▸ Work instructions: Return every line of the material exactly.

▸ Excerpted data:
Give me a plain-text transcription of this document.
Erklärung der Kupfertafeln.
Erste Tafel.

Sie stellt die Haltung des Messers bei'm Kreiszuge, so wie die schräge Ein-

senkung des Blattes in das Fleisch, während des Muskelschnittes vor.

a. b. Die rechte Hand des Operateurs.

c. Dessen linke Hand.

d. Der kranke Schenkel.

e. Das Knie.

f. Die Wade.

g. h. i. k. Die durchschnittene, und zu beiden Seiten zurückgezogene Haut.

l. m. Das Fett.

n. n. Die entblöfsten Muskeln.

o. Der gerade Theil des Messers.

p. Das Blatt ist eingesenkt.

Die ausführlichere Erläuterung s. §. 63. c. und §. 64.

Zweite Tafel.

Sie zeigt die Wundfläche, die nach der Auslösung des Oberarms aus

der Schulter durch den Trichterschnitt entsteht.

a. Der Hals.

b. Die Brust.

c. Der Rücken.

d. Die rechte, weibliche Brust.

▸ Result of the task:
Give me a plain-text transcription of this document.
Erklärung der Kupfertafeln.
Erste Tafel.

Sie stellt die Haltung des Messers bei'm Kreiszuge, so wie die schräge Ein-

senkung des Blattes in das Fleisch, während des Muskelschnittes vor.

a. b. Die rechte Hand des Operateurs.

c. Dessen linke Hand.

d. Der kranke Schenkel.

e. Das Knie.

f. Die Wade.

g. h. i. k. Die durchschnittene, und zu beiden Seiten zurückgezogene Haut.

l. m. Das Fett.

n. n. Die entblöfsten Muskeln.

o. Der gerade Theil des Messers.

p. Das Blatt ist eingesenkt.

Die ausführlichere Erläuterung s. §. 63. c. und §. 64.

Zweite Tafel.

Sie zeigt die Wundfläche, die nach der Auslösung des Oberarms aus

der Schulter durch den Trichterschnitt entsteht.

a. Der Hals.

b. Die Brust.

c. Der Rücken.

d. Die rechte, weibliche Brust.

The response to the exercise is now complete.